▶ Stated goal
Each entry that follows must be output without any deviation.

[Data extract start]

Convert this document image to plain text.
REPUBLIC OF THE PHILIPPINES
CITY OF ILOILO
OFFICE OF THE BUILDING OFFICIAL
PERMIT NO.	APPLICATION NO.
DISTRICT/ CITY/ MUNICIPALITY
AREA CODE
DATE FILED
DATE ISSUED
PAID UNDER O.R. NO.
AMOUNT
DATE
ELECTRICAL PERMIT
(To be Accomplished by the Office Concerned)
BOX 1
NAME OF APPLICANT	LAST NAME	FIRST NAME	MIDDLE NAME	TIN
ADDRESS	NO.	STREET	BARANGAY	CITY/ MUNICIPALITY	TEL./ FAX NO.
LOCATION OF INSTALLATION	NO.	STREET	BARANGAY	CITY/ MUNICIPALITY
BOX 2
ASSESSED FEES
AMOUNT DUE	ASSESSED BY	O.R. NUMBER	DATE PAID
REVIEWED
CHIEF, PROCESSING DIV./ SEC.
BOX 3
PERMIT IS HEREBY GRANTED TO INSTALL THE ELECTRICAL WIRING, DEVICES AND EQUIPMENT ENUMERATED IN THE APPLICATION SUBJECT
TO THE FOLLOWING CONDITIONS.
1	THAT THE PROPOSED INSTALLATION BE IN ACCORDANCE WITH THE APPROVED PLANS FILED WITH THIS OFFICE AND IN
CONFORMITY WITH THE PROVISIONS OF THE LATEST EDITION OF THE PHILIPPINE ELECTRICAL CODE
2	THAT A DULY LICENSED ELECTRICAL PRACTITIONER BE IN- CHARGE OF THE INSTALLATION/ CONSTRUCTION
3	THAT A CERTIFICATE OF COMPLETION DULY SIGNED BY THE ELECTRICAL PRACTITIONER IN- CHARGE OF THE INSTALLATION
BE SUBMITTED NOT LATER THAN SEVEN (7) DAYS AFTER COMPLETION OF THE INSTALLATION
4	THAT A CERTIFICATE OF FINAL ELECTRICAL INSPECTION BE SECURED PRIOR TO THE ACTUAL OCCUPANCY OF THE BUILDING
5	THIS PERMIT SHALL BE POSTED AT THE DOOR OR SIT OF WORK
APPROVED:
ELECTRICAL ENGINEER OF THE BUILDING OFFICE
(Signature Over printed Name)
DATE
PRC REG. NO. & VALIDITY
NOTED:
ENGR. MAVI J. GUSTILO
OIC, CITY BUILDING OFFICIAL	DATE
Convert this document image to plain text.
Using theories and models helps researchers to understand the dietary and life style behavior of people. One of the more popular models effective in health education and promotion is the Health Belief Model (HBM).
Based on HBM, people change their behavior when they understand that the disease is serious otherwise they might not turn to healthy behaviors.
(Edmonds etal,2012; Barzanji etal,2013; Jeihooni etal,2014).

[Data extract end]

▶ Full response
Convert this document image to plain text.
REPUBLIC OF THE PHILIPPINES
CITY OF ILOILO
OFFICE OF THE BUILDING OFFICIAL
PERMIT NO.	APPLICATION NO.
DISTRICT/ CITY/ MUNICIPALITY
AREA CODE
DATE FILED
DATE ISSUED
PAID UNDER O.R. NO.
AMOUNT
DATE
ELECTRICAL PERMIT
(To be Accomplished by the Office Concerned)
BOX 1
NAME OF APPLICANT	LAST NAME	FIRST NAME	MIDDLE NAME	TIN
ADDRESS	NO.	STREET	BARANGAY	CITY/ MUNICIPALITY	TEL./ FAX NO.
LOCATION OF INSTALLATION	NO.	STREET	BARANGAY	CITY/ MUNICIPALITY
BOX 2
ASSESSED FEES
AMOUNT DUE	ASSESSED BY	O.R. NUMBER	DATE PAID
REVIEWED
CHIEF, PROCESSING DIV./ SEC.
BOX 3
PERMIT IS HEREBY GRANTED TO INSTALL THE ELECTRICAL WIRING, DEVICES AND EQUIPMENT ENUMERATED IN THE APPLICATION SUBJECT
TO THE FOLLOWING CONDITIONS.
1	THAT THE PROPOSED INSTALLATION BE IN ACCORDANCE WITH THE APPROVED PLANS FILED WITH THIS OFFICE AND IN
CONFORMITY WITH THE PROVISIONS OF THE LATEST EDITION OF THE PHILIPPINE ELECTRICAL CODE
2	THAT A DULY LICENSED ELECTRICAL PRACTITIONER BE IN- CHARGE OF THE INSTALLATION/ CONSTRUCTION
3	THAT A CERTIFICATE OF COMPLETION DULY SIGNED BY THE ELECTRICAL PRACTITIONER IN- CHARGE OF THE INSTALLATION
BE SUBMITTED NOT LATER THAN SEVEN (7) DAYS AFTER COMPLETION OF THE INSTALLATION
4	THAT A CERTIFICATE OF FINAL ELECTRICAL INSPECTION BE SECURED PRIOR TO THE ACTUAL OCCUPANCY OF THE BUILDING
5	THIS PERMIT SHALL BE POSTED AT THE DOOR OR SIT OF WORK
APPROVED:
ELECTRICAL ENGINEER OF THE BUILDING OFFICE
(Signature Over printed Name)
DATE
PRC REG. NO. & VALIDITY
NOTED:
ENGR. MAVI J. GUSTILO
OIC, CITY BUILDING OFFICIAL	DATE
Convert this document image to plain text.
Using theories and models helps researchers to understand the dietary and life style behavior of people. One of the more popular models effective in health education and promotion is the Health Belief Model (HBM).
Based on HBM, people change their behavior when they understand that the disease is serious otherwise they might not turn to healthy behaviors.
(Edmonds etal,2012; Barzanji etal,2013; Jeihooni etal,2014).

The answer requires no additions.